Pick out the lines below with "style" and list them.

# Information supplied:
# # # # #

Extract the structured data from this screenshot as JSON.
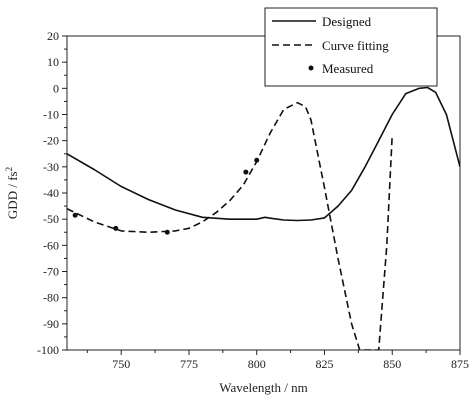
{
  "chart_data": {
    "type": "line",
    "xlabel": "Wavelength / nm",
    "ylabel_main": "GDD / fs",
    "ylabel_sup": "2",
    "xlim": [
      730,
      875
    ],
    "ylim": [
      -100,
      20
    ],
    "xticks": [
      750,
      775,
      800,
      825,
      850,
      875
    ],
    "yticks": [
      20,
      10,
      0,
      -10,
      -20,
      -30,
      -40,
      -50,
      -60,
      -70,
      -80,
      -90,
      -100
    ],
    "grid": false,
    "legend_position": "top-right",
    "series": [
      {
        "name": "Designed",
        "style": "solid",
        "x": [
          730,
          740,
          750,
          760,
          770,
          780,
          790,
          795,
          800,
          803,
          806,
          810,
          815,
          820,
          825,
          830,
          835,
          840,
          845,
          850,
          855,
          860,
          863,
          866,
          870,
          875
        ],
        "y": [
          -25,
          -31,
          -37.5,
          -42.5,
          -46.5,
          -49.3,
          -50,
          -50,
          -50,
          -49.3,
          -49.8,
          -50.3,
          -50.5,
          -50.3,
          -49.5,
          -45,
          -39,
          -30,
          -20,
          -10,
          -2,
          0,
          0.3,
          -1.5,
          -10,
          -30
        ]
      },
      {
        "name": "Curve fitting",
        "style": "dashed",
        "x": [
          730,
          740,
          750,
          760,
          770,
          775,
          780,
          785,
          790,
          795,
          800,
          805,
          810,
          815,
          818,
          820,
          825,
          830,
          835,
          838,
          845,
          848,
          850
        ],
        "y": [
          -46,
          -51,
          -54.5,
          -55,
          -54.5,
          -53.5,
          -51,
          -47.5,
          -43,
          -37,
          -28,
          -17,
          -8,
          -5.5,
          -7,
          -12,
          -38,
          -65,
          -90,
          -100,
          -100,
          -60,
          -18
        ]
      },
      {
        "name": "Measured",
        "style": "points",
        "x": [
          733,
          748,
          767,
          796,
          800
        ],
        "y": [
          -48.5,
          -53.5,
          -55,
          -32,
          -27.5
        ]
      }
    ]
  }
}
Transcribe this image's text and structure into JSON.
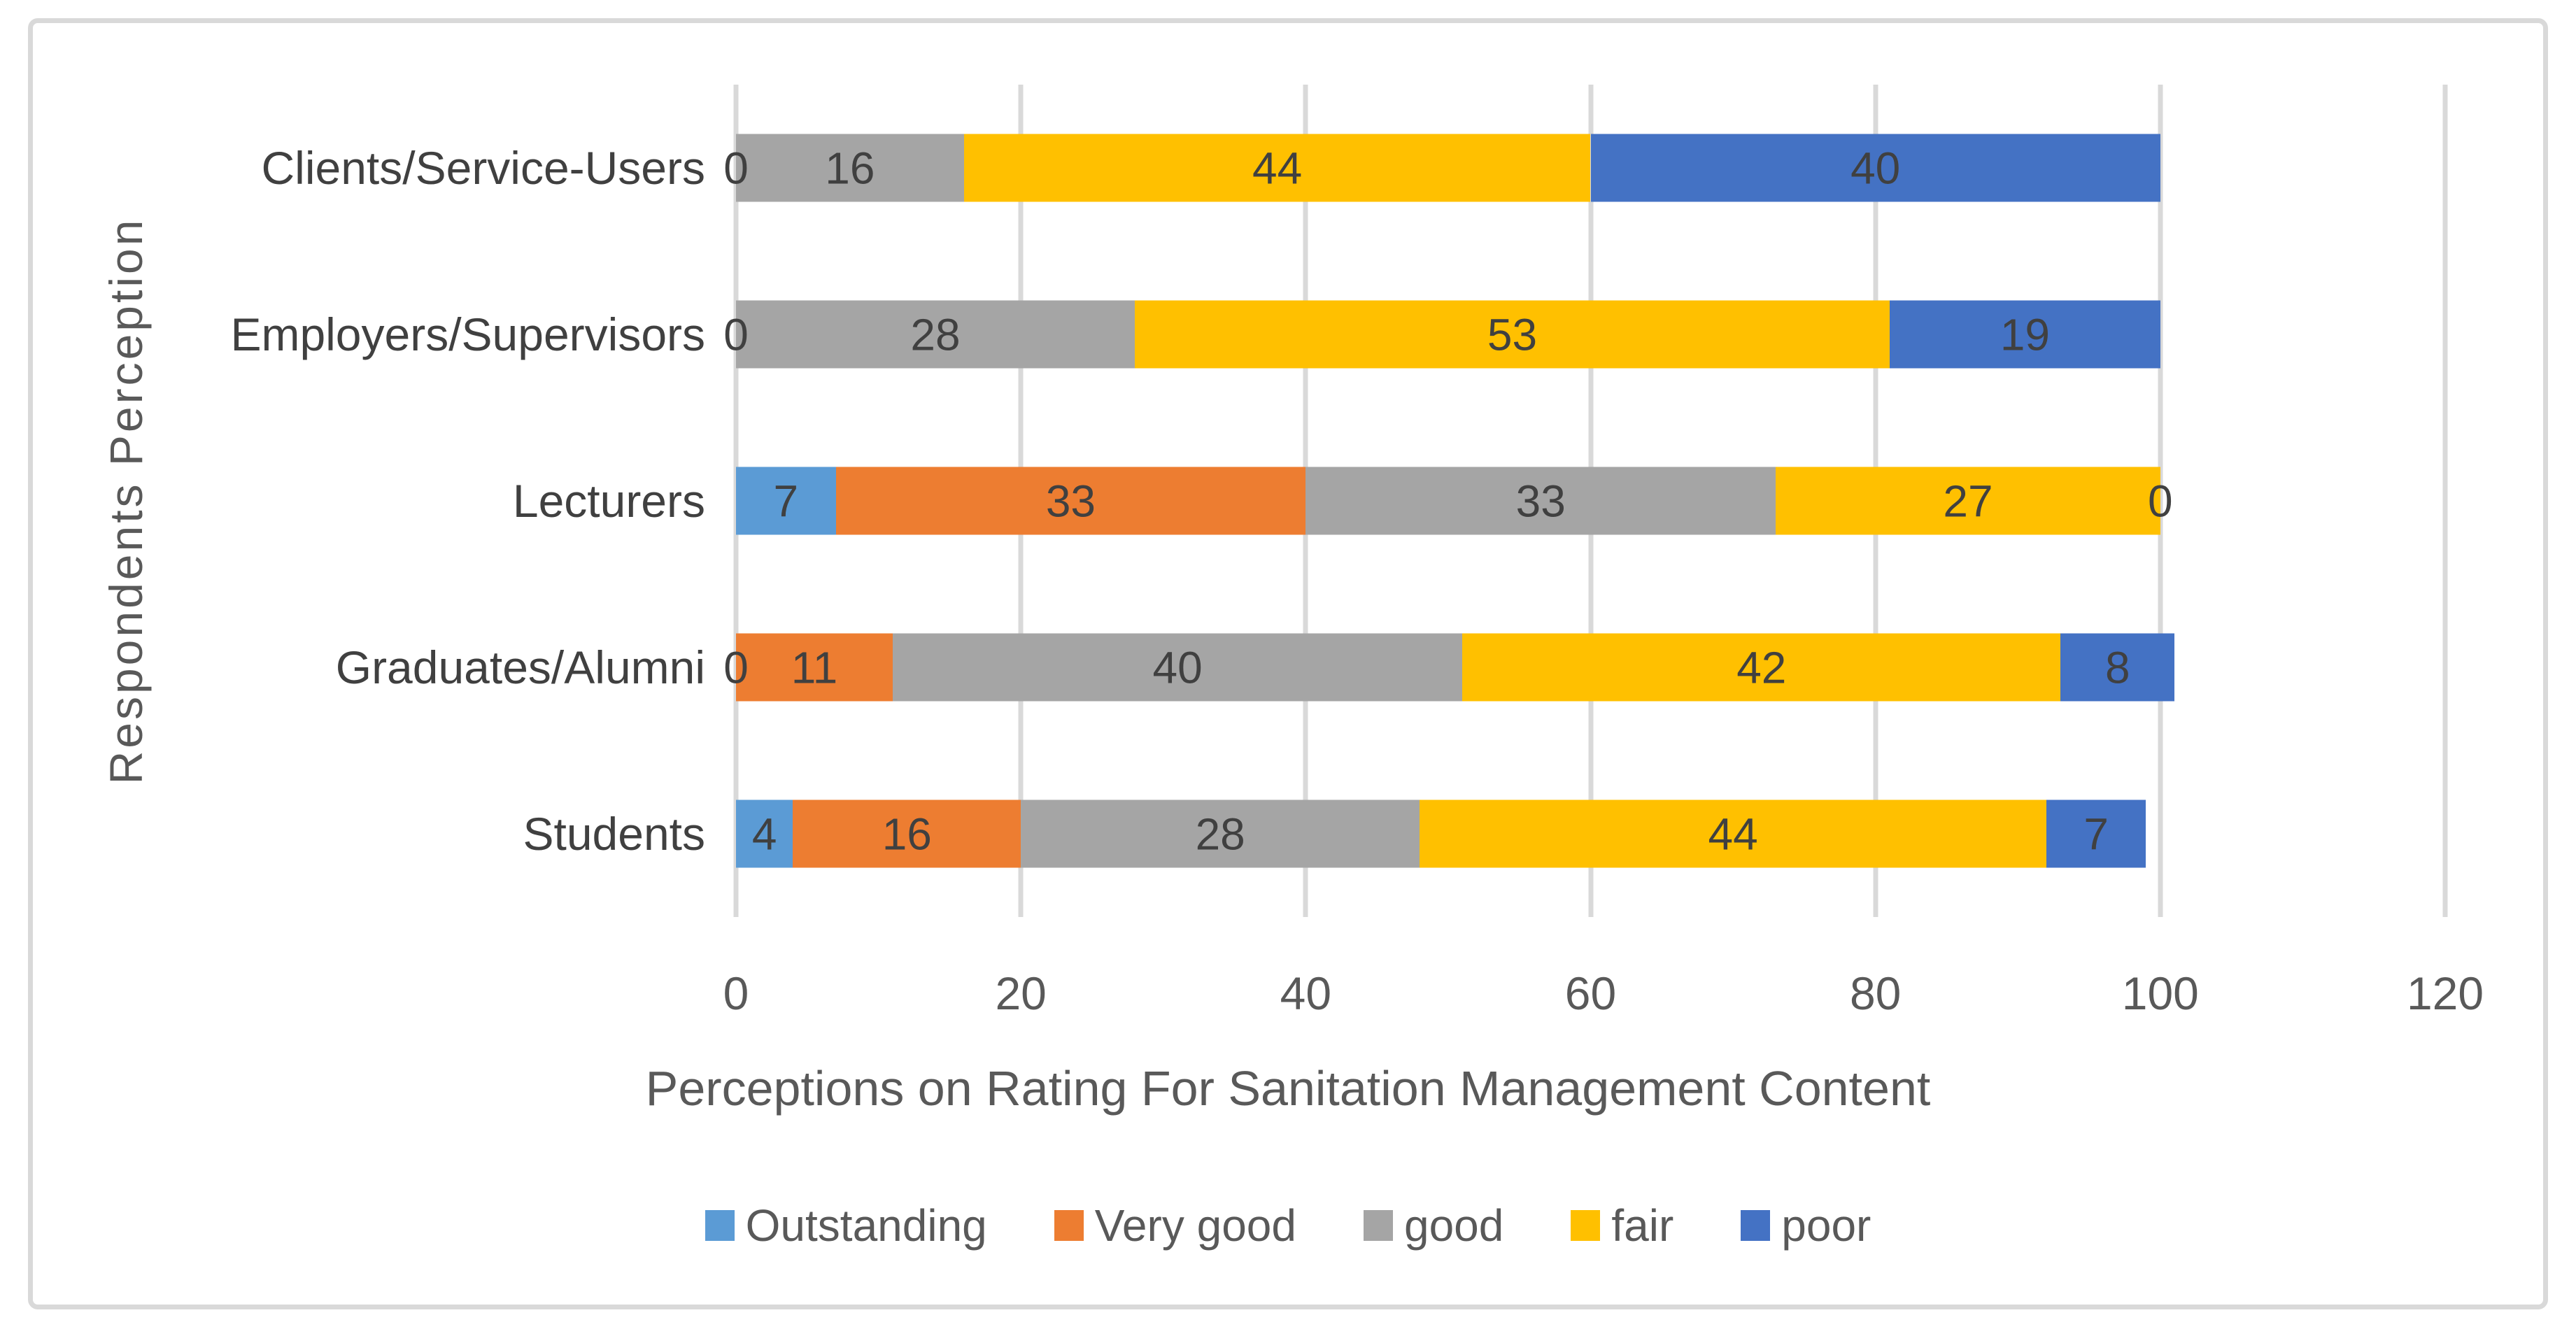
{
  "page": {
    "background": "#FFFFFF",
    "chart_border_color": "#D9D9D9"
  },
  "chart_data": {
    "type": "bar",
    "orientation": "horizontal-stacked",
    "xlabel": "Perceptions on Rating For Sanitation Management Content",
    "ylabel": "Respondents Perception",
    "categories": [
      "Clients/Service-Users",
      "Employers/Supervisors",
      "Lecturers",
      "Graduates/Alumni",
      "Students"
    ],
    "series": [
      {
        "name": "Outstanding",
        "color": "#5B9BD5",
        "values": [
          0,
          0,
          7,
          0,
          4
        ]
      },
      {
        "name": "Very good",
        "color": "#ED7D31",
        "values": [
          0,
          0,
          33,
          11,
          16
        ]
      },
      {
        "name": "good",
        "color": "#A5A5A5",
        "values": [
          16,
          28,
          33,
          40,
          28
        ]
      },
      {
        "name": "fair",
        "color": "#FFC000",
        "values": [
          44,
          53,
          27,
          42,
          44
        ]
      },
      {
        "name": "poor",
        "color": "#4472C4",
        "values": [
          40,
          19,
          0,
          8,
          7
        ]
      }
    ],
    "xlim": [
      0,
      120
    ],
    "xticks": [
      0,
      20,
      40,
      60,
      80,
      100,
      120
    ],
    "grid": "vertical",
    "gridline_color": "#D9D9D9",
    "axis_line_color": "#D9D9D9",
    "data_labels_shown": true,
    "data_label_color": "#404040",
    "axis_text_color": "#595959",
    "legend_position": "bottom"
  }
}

# # # # #

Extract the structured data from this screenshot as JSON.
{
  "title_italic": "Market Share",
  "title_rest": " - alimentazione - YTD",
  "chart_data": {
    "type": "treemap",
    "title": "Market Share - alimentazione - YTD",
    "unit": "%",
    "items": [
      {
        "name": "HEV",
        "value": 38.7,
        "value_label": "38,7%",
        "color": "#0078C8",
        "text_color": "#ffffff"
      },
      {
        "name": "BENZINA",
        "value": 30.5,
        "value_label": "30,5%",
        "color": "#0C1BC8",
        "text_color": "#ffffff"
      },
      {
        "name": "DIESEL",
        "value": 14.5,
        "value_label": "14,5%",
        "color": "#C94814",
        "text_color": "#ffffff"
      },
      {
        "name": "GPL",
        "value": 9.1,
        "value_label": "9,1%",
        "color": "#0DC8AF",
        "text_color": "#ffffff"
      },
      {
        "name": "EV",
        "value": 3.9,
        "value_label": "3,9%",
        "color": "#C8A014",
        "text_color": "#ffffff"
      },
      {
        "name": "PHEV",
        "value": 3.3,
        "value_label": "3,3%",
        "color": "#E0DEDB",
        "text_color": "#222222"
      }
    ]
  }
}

# # # # #

# Finished exercise:
        "style": "solid",
        "style": "dashed",
        "style": "points",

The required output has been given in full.